TASK STATEMENT: Find how many lines contain "TERE" and state only that number.

MATERIAL TO PROCESS:
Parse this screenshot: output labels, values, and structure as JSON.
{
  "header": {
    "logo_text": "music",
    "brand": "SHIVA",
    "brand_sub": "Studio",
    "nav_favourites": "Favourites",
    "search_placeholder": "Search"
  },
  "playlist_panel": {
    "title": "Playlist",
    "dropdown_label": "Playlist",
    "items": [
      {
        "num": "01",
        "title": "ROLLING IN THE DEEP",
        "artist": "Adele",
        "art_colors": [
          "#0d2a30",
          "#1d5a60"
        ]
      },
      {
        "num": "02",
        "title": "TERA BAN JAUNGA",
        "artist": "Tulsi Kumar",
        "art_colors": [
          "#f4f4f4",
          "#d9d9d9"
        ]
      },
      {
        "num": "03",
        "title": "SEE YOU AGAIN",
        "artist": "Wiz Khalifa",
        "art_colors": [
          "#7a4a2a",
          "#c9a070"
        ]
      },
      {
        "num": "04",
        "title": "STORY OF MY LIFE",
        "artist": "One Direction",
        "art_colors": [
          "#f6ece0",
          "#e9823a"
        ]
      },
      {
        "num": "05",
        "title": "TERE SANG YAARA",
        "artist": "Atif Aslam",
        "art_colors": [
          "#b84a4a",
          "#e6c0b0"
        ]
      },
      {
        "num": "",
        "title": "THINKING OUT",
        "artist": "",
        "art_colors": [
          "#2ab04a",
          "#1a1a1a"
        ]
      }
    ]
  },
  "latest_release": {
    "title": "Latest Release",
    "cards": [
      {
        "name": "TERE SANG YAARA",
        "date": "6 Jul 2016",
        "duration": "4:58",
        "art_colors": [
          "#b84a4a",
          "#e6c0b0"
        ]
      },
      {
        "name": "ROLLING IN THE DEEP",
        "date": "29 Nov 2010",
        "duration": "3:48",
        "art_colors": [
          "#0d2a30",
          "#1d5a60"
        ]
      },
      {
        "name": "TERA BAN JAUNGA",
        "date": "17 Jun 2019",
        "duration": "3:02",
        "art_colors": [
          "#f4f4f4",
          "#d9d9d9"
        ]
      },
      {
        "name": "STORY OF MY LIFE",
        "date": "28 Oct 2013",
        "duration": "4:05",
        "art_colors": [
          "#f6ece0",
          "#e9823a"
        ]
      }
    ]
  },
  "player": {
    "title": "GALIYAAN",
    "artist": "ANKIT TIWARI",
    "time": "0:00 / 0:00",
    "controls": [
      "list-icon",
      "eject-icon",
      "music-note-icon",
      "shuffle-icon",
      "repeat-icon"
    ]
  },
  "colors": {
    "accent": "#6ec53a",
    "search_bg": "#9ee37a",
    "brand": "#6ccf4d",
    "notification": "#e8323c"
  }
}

RESULT OF THIS TASK: 2